-- Start THE INPUT --
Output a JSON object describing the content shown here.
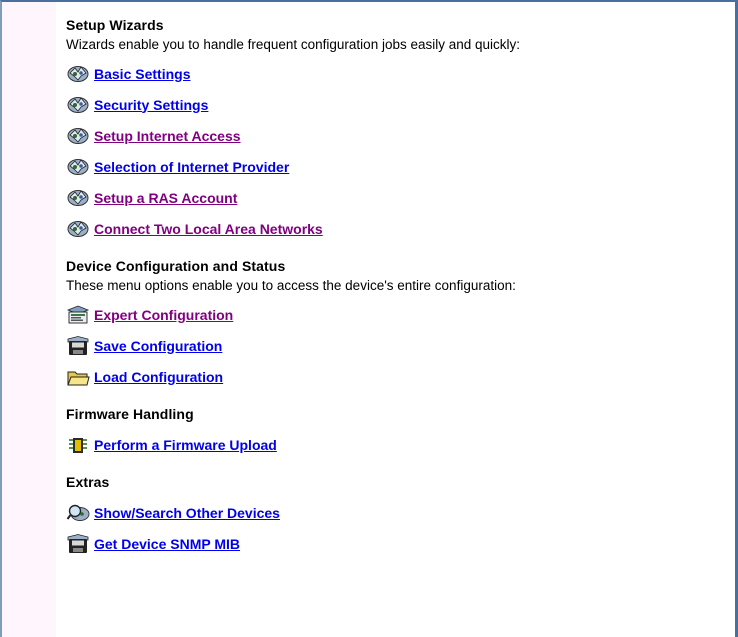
{
  "sections": [
    {
      "title": "Setup Wizards",
      "description": "Wizards enable you to handle frequent configuration jobs easily and quickly:",
      "items": [
        {
          "label": "Basic Settings",
          "icon": "wizard-icon",
          "state": "unvisited"
        },
        {
          "label": "Security Settings",
          "icon": "wizard-icon",
          "state": "unvisited"
        },
        {
          "label": "Setup Internet Access",
          "icon": "wizard-icon",
          "state": "visited"
        },
        {
          "label": "Selection of Internet Provider",
          "icon": "wizard-icon",
          "state": "unvisited"
        },
        {
          "label": "Setup a RAS Account",
          "icon": "wizard-icon",
          "state": "visited"
        },
        {
          "label": "Connect Two Local Area Networks",
          "icon": "wizard-icon",
          "state": "visited"
        }
      ]
    },
    {
      "title": "Device Configuration and Status",
      "description": "These menu options enable you to access the device's entire configuration:",
      "items": [
        {
          "label": "Expert Configuration",
          "icon": "expert-config-icon",
          "state": "visited"
        },
        {
          "label": "Save Configuration",
          "icon": "save-disk-icon",
          "state": "unvisited"
        },
        {
          "label": "Load Configuration",
          "icon": "folder-icon",
          "state": "unvisited"
        }
      ]
    },
    {
      "title": "Firmware Handling",
      "description": "",
      "items": [
        {
          "label": "Perform a Firmware Upload",
          "icon": "firmware-chip-icon",
          "state": "unvisited"
        }
      ]
    },
    {
      "title": "Extras",
      "description": "",
      "items": [
        {
          "label": "Show/Search Other Devices",
          "icon": "search-devices-icon",
          "state": "unvisited"
        },
        {
          "label": "Get Device SNMP MIB",
          "icon": "save-disk-icon",
          "state": "unvisited"
        }
      ]
    }
  ],
  "colors": {
    "link_unvisited": "#0000ee",
    "link_visited": "#800080",
    "frame_border": "#4a6e9e",
    "left_strip": "#fff5fd"
  }
}
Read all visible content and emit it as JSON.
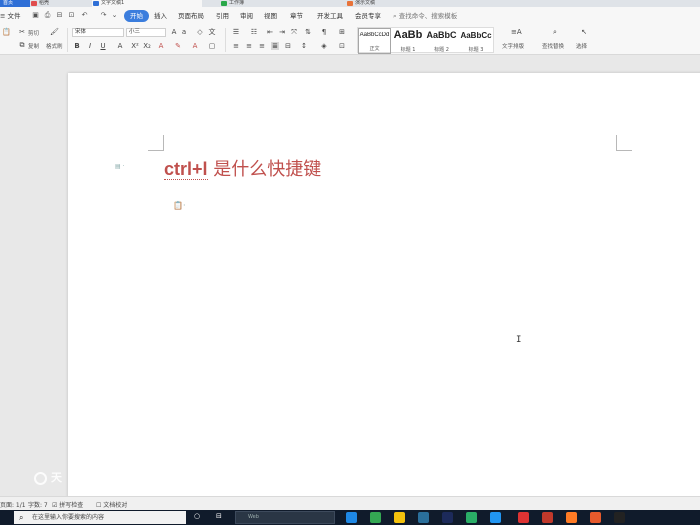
{
  "tabbar": {
    "home_label": "首页",
    "tabs": [
      {
        "label": "稻壳",
        "color": "#e04d4d"
      },
      {
        "label": "文字文稿1",
        "color": "#2f6fd6"
      },
      {
        "label": "工作簿",
        "color": "#2aa84a"
      },
      {
        "label": "演示文稿",
        "color": "#e8733a"
      }
    ]
  },
  "menubar": {
    "file_label": "文件",
    "tabs": [
      "开始",
      "插入",
      "页面布局",
      "引用",
      "审阅",
      "视图",
      "章节",
      "开发工具",
      "会员专享"
    ],
    "search_placeholder": "查找命令、搜索模板"
  },
  "ribbon": {
    "cut_label": "剪切",
    "copy_label": "复制",
    "format_painter_label": "格式刷",
    "font_name": "宋体",
    "font_size": "小三",
    "styles": [
      {
        "sample": "AaBbCcDd",
        "label": "正文"
      },
      {
        "sample": "AaBb",
        "label": "标题 1"
      },
      {
        "sample": "AaBbC",
        "label": "标题 2"
      },
      {
        "sample": "AaBbCc",
        "label": "标题 3"
      }
    ],
    "text_layout_label": "文字排版",
    "find_replace_label": "查找替换",
    "select_label": "选择"
  },
  "document": {
    "heading_en": "ctrl+l",
    "heading_zh": " 是什么快捷键"
  },
  "statusbar": {
    "page": "页面: 1/1",
    "words": "字数: 7",
    "spell_check": "拼写检查",
    "doc_proof": "文档校对"
  },
  "watermark": "天",
  "taskbar": {
    "search_placeholder": "在这里输入你要搜索的内容",
    "app_search_placeholder": "Web"
  },
  "colors": {
    "accent": "#3b7ddd",
    "heading": "#c0504d",
    "taskbar": "#101b2b"
  }
}
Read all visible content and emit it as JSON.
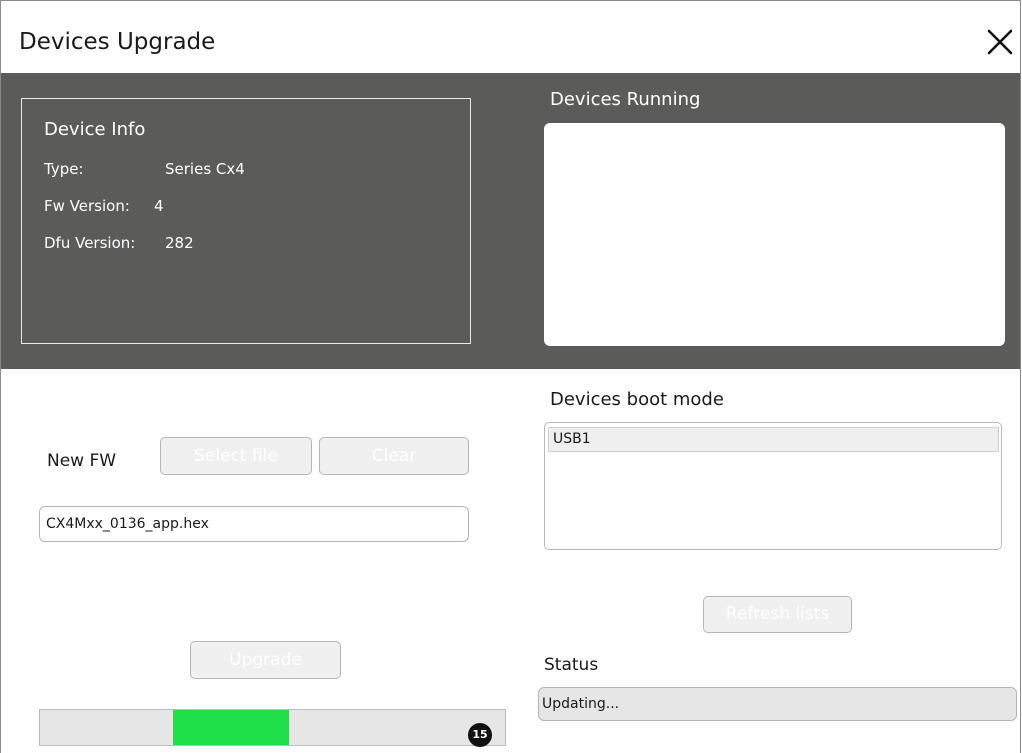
{
  "window": {
    "title": "Devices Upgrade",
    "close_icon": "close-icon"
  },
  "device_info": {
    "heading": "Device Info",
    "rows": [
      {
        "label": "Type:",
        "value": "Series Cx4"
      },
      {
        "label": "Fw Version:",
        "value": "4"
      },
      {
        "label": "Dfu Version:",
        "value": "282"
      }
    ]
  },
  "devices_running": {
    "heading": "Devices Running",
    "items": []
  },
  "devices_boot_mode": {
    "heading": "Devices boot mode",
    "items": [
      {
        "label": "USB1",
        "selected": true
      }
    ]
  },
  "new_fw": {
    "label": "New FW",
    "select_file_label": "Select file",
    "clear_label": "Clear",
    "file_value": "CX4Mxx_0136_app.hex"
  },
  "actions": {
    "upgrade_label": "Upgrade",
    "refresh_label": "Refresh lists"
  },
  "status": {
    "heading": "Status",
    "text": "Updating..."
  },
  "progress": {
    "fill_start_fraction": 0.287,
    "fill_end_fraction": 0.535,
    "badge": "15"
  },
  "colors": {
    "dark_band": "#5b5b5a",
    "progress_fill": "#1fe04b",
    "button_bg": "#f0f0f0"
  }
}
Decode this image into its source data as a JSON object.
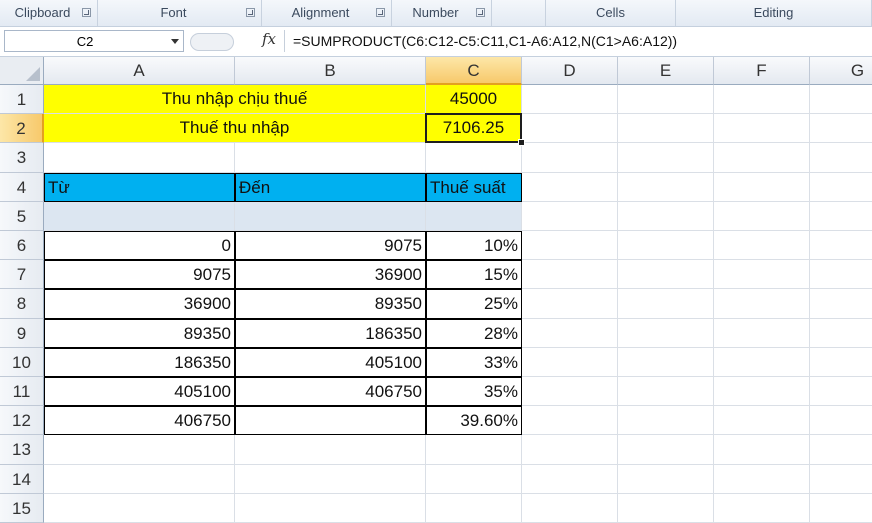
{
  "ribbon": {
    "groups": [
      {
        "label": "Clipboard",
        "launcher": true
      },
      {
        "label": "Font",
        "launcher": true
      },
      {
        "label": "Alignment",
        "launcher": true
      },
      {
        "label": "Number",
        "launcher": true
      },
      {
        "label": "",
        "launcher": false
      },
      {
        "label": "Cells",
        "launcher": false
      },
      {
        "label": "Editing",
        "launcher": false
      }
    ]
  },
  "formula_bar": {
    "name_box": "C2",
    "fx_icon": "fx",
    "formula": "=SUMPRODUCT(C6:C12-C5:C11,C1-A6:A12,N(C1>A6:A12))"
  },
  "sheet": {
    "columns": [
      "A",
      "B",
      "C",
      "D",
      "E",
      "F",
      "G"
    ],
    "rows": [
      "1",
      "2",
      "3",
      "4",
      "5",
      "6",
      "7",
      "8",
      "9",
      "10",
      "11",
      "12",
      "13",
      "14",
      "15"
    ],
    "selected_cell": "C2",
    "cells": {
      "A1": "Thu nhập chịu thuế",
      "C1": "45000",
      "A2": "Thuế thu nhập",
      "C2": "7106.25",
      "A4": "Từ",
      "B4": "Đến",
      "C4": "Thuế suất",
      "A6": "0",
      "B6": "9075",
      "C6": "10%",
      "A7": "9075",
      "B7": "36900",
      "C7": "15%",
      "A8": "36900",
      "B8": "89350",
      "C8": "25%",
      "A9": "89350",
      "B9": "186350",
      "C9": "28%",
      "A10": "186350",
      "B10": "405100",
      "C10": "33%",
      "A11": "405100",
      "B11": "406750",
      "C11": "35%",
      "A12": "406750",
      "B12": "",
      "C12": "39.60%"
    },
    "colors": {
      "yellow_fill": "#ffff00",
      "header_fill": "#00b0f0",
      "pale_fill": "#dce6f1"
    }
  }
}
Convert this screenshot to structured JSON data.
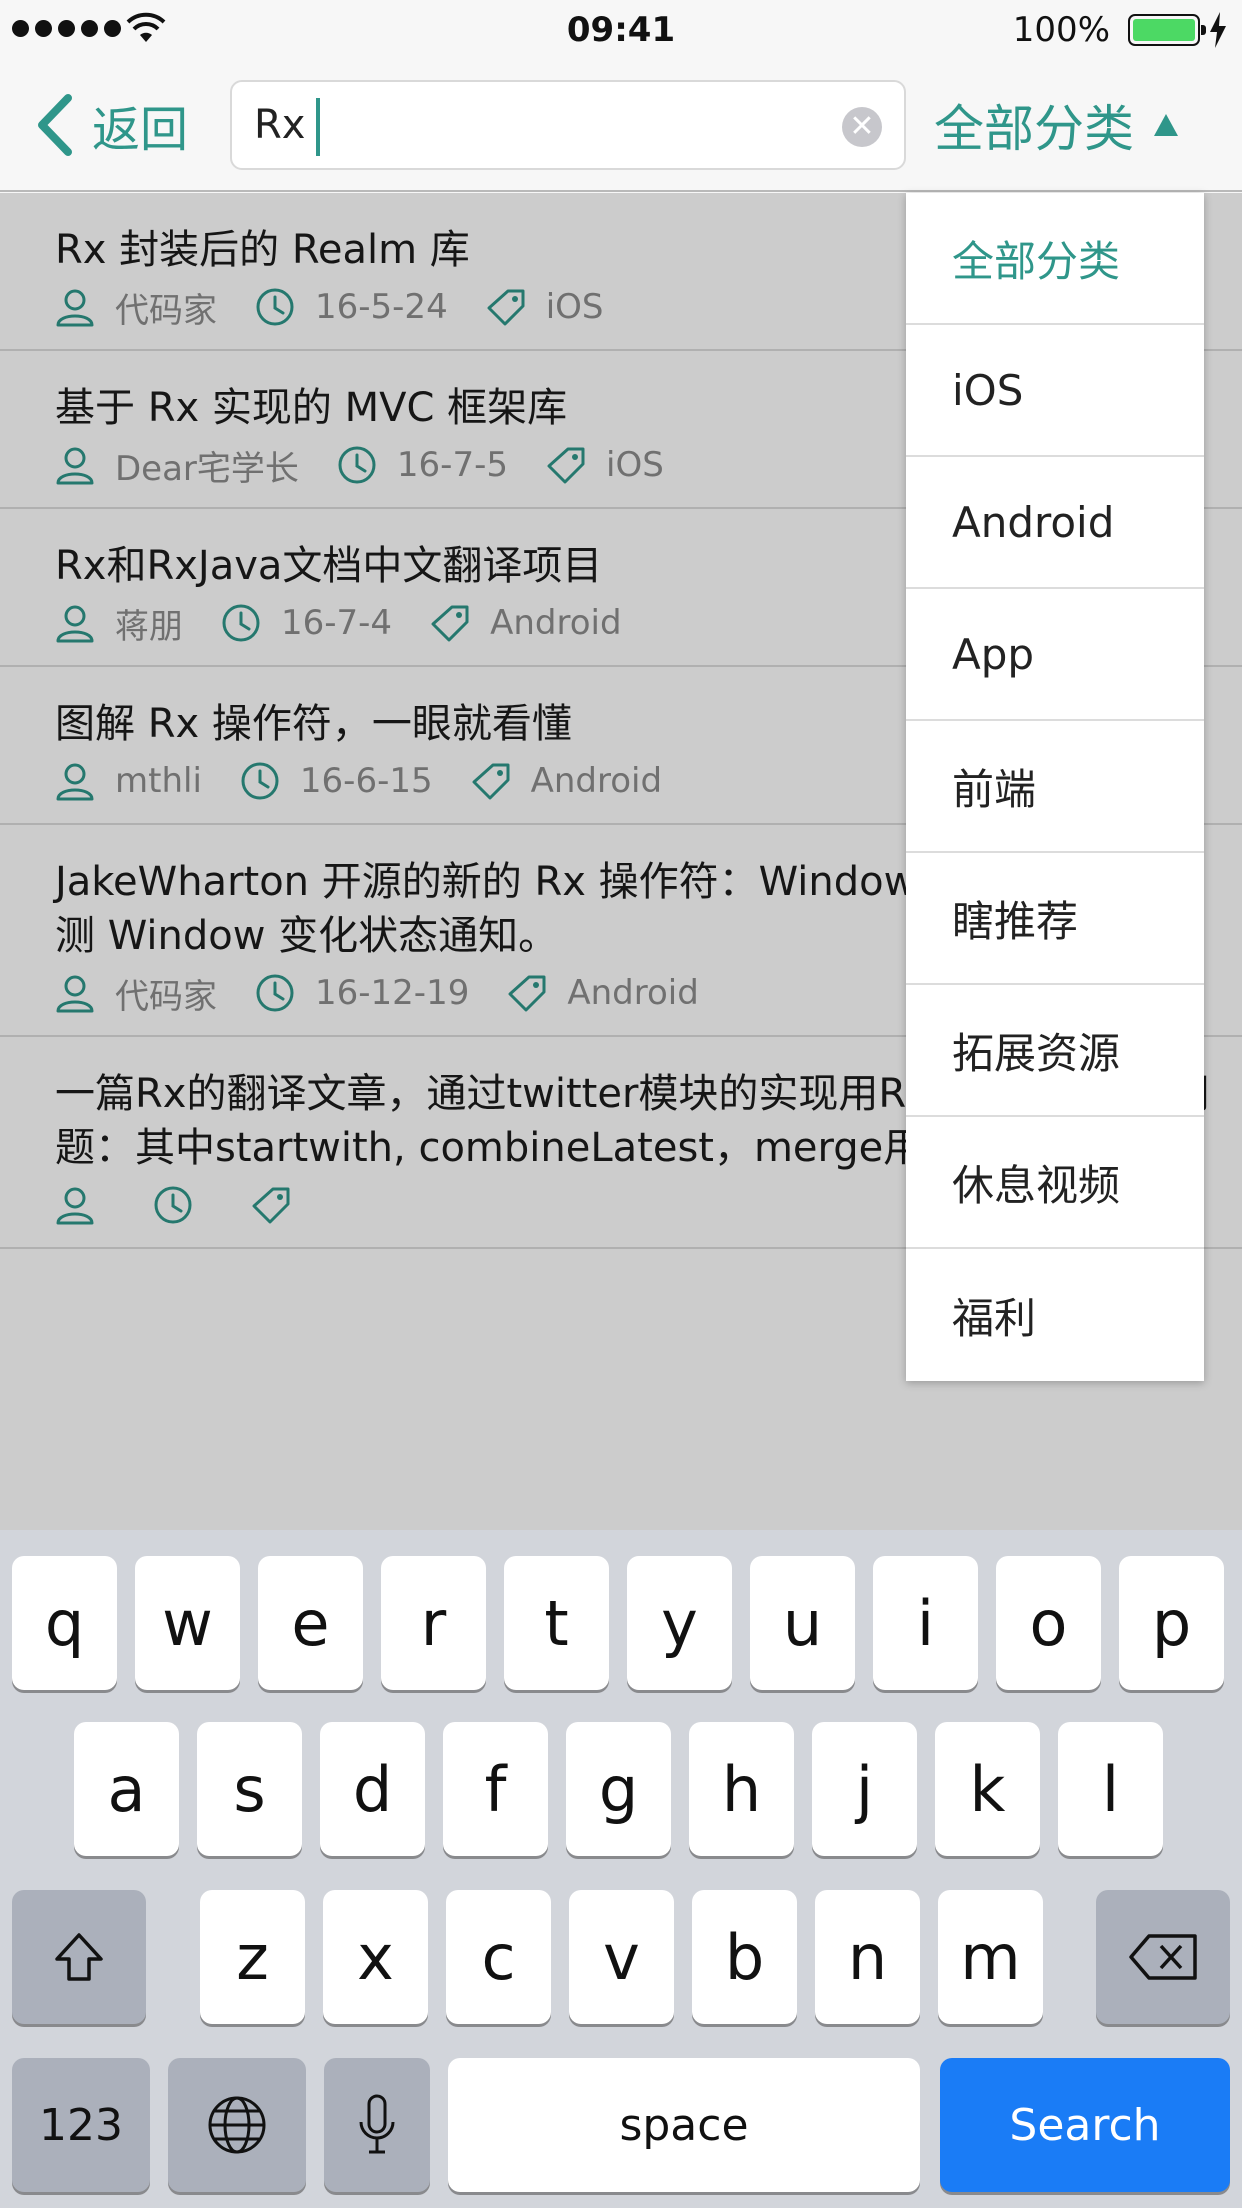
{
  "status_bar": {
    "time": "09:41",
    "battery_percent": "100%",
    "battery_level": 1.0,
    "battery_color": "#4cd964"
  },
  "nav": {
    "back_label": "返回",
    "search_value": "Rx",
    "category_label": "全部分类",
    "accent_color": "#2f968a"
  },
  "results": [
    {
      "title": "Rx 封装后的 Realm 库",
      "author": "代码家",
      "date": "16-5-24",
      "tag": "iOS"
    },
    {
      "title": "基于 Rx 实现的 MVC 框架库",
      "author": "Dear宅学长",
      "date": "16-7-5",
      "tag": "iOS"
    },
    {
      "title": "Rx和RxJava文档中文翻译项目",
      "author": "蒋朋",
      "date": "16-7-4",
      "tag": "Android"
    },
    {
      "title": "图解 Rx 操作符，一眼就看懂",
      "author": "mthli",
      "date": "16-6-15",
      "tag": "Android"
    },
    {
      "title": "JakeWharton 开源的新的 Rx 操作符：WindowIfChanged，检测 Window 变化状态通知。",
      "author": "代码家",
      "date": "16-12-19",
      "tag": "Android"
    },
    {
      "title": "一篇Rx的翻译文章，通过twitter模块的实现用Rx的思想来解决问题：其中startwith, combineLatest，merge用的很巧妙",
      "author": "",
      "date": "",
      "tag": ""
    }
  ],
  "dropdown": {
    "items": [
      "全部分类",
      "iOS",
      "Android",
      "App",
      "前端",
      "瞎推荐",
      "拓展资源",
      "休息视频",
      "福利"
    ],
    "selected": "全部分类"
  },
  "keyboard": {
    "row1": [
      "q",
      "w",
      "e",
      "r",
      "t",
      "y",
      "u",
      "i",
      "o",
      "p"
    ],
    "row2": [
      "a",
      "s",
      "d",
      "f",
      "g",
      "h",
      "j",
      "k",
      "l"
    ],
    "row3": [
      "z",
      "x",
      "c",
      "v",
      "b",
      "n",
      "m"
    ],
    "numbers_label": "123",
    "space_label": "space",
    "search_label": "Search"
  }
}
-- End THE INPUT --
- _TASK INSTRUCTIONS_
From the entries, copy out each line containing the word "this".

- _TASK ANSWER_
Decode this image into its source data as a JSON object.
Convert this screenshot to structured JSON data.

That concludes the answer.